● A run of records
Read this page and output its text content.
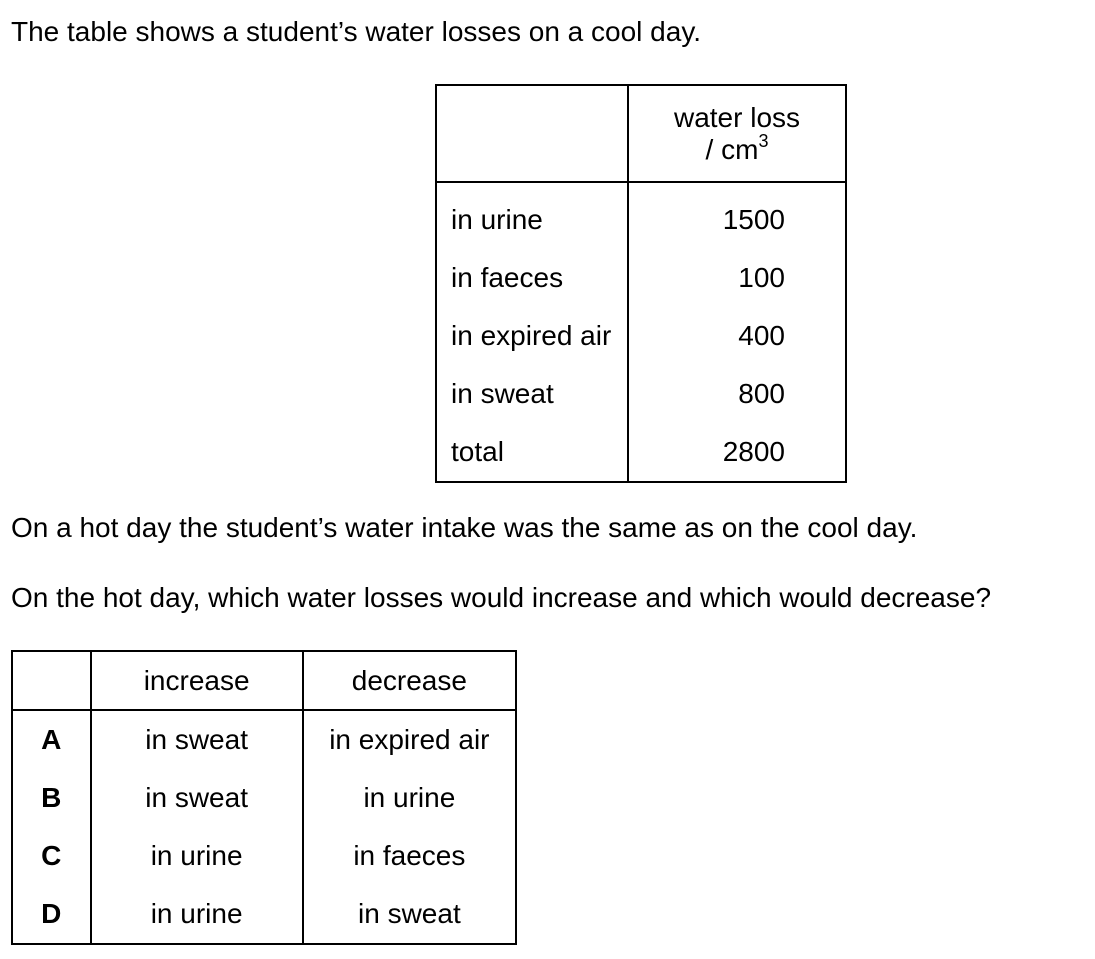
The table shows a student’s water losses on a cool day.
	water loss
/ $cm^3$
in urine	1500
in faeces	100
in expired air	400
in sweat	800
total	2800
On a hot day the student’s water intake was the same as on the cool day.
On the hot day, which water losses would increase and which would decrease?
	increase	decrease
A	in sweat	in expired air
B	in sweat	in urine
C	in urine	in faeces
D	in urine	in sweat
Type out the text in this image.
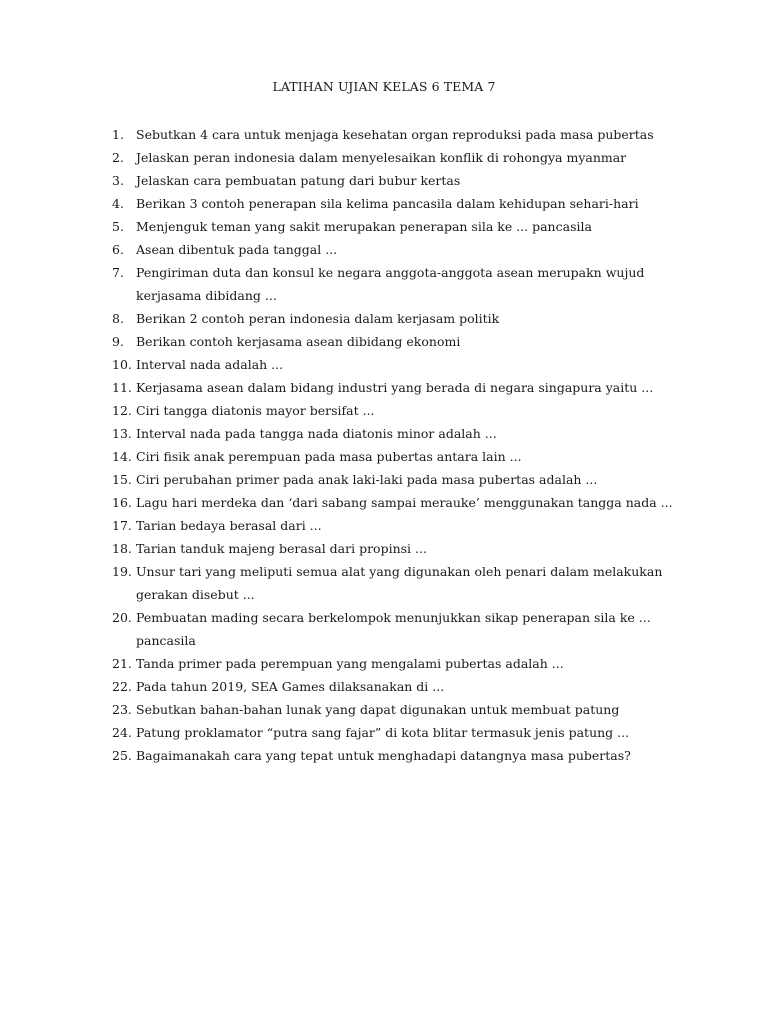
LATIHAN UJIAN KELAS 6 TEMA 7
1. Sebutkan 4 cara untuk menjaga kesehatan organ reproduksi pada masa pubertas
2. Jelaskan peran indonesia dalam menyelesaikan konflik di rohongya myanmar
3. Jelaskan cara pembuatan patung dari bubur kertas
4. Berikan 3 contoh penerapan sila kelima pancasila dalam kehidupan sehari-hari
5. Menjenguk teman yang sakit merupakan penerapan sila ke ... pancasila
6. Asean dibentuk pada tanggal ...
7. Pengiriman duta dan konsul ke negara anggota-anggota asean merupakn wujud
kerjasama dibidang ...
8. Berikan 2 contoh peran indonesia dalam kerjasam politik
9. Berikan contoh kerjasama asean dibidang ekonomi
10. Interval nada adalah ...
11. Kerjasama asean dalam bidang industri yang berada di negara singapura yaitu ...
12. Ciri tangga diatonis mayor bersifat ...
13. Interval nada pada tangga nada diatonis minor adalah ...
14. Ciri fisik anak perempuan pada masa pubertas antara lain ...
15. Ciri perubahan primer pada anak laki-laki pada masa pubertas adalah ...
16. Lagu hari merdeka dan ‘dari sabang sampai merauke’ menggunakan tangga nada ...
17. Tarian bedaya berasal dari ...
18. Tarian tanduk majeng berasal dari propinsi ...
19. Unsur tari yang meliputi semua alat yang digunakan oleh penari dalam melakukan
gerakan disebut ...
20. Pembuatan mading secara berkelompok menunjukkan sikap penerapan sila ke ...
pancasila
21. Tanda primer pada perempuan yang mengalami pubertas adalah ...
22. Pada tahun 2019, SEA Games dilaksanakan di ...
23. Sebutkan bahan-bahan lunak yang dapat digunakan untuk membuat patung
24. Patung proklamator “putra sang fajar” di kota blitar termasuk jenis patung ...
25. Bagaimanakah cara yang tepat untuk menghadapi datangnya masa pubertas?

● Goal
Restate the listing above word for word, and skip the pictures.

● Response to the exercise
Read this page and output its text content.
The table shows a student’s water losses on a cool day.
	water loss
/ $cm^3$
in urine	1500
in faeces	100
in expired air	400
in sweat	800
total	2800
On a hot day the student’s water intake was the same as on the cool day.
On the hot day, which water losses would increase and which would decrease?
	increase	decrease
A	in sweat	in expired air
B	in sweat	in urine
C	in urine	in faeces
D	in urine	in sweat
Type out the text in this image.
LATIHAN UJIAN KELAS 6 TEMA 7
1. Sebutkan 4 cara untuk menjaga kesehatan organ reproduksi pada masa pubertas
2. Jelaskan peran indonesia dalam menyelesaikan konflik di rohongya myanmar
3. Jelaskan cara pembuatan patung dari bubur kertas
4. Berikan 3 contoh penerapan sila kelima pancasila dalam kehidupan sehari-hari
5. Menjenguk teman yang sakit merupakan penerapan sila ke ... pancasila
6. Asean dibentuk pada tanggal ...
7. Pengiriman duta dan konsul ke negara anggota-anggota asean merupakn wujud
kerjasama dibidang ...
8. Berikan 2 contoh peran indonesia dalam kerjasam politik
9. Berikan contoh kerjasama asean dibidang ekonomi
10. Interval nada adalah ...
11. Kerjasama asean dalam bidang industri yang berada di negara singapura yaitu ...
12. Ciri tangga diatonis mayor bersifat ...
13. Interval nada pada tangga nada diatonis minor adalah ...
14. Ciri fisik anak perempuan pada masa pubertas antara lain ...
15. Ciri perubahan primer pada anak laki-laki pada masa pubertas adalah ...
16. Lagu hari merdeka dan ‘dari sabang sampai merauke’ menggunakan tangga nada ...
17. Tarian bedaya berasal dari ...
18. Tarian tanduk majeng berasal dari propinsi ...
19. Unsur tari yang meliputi semua alat yang digunakan oleh penari dalam melakukan
gerakan disebut ...
20. Pembuatan mading secara berkelompok menunjukkan sikap penerapan sila ke ...
pancasila
21. Tanda primer pada perempuan yang mengalami pubertas adalah ...
22. Pada tahun 2019, SEA Games dilaksanakan di ...
23. Sebutkan bahan-bahan lunak yang dapat digunakan untuk membuat patung
24. Patung proklamator “putra sang fajar” di kota blitar termasuk jenis patung ...
25. Bagaimanakah cara yang tepat untuk menghadapi datangnya masa pubertas?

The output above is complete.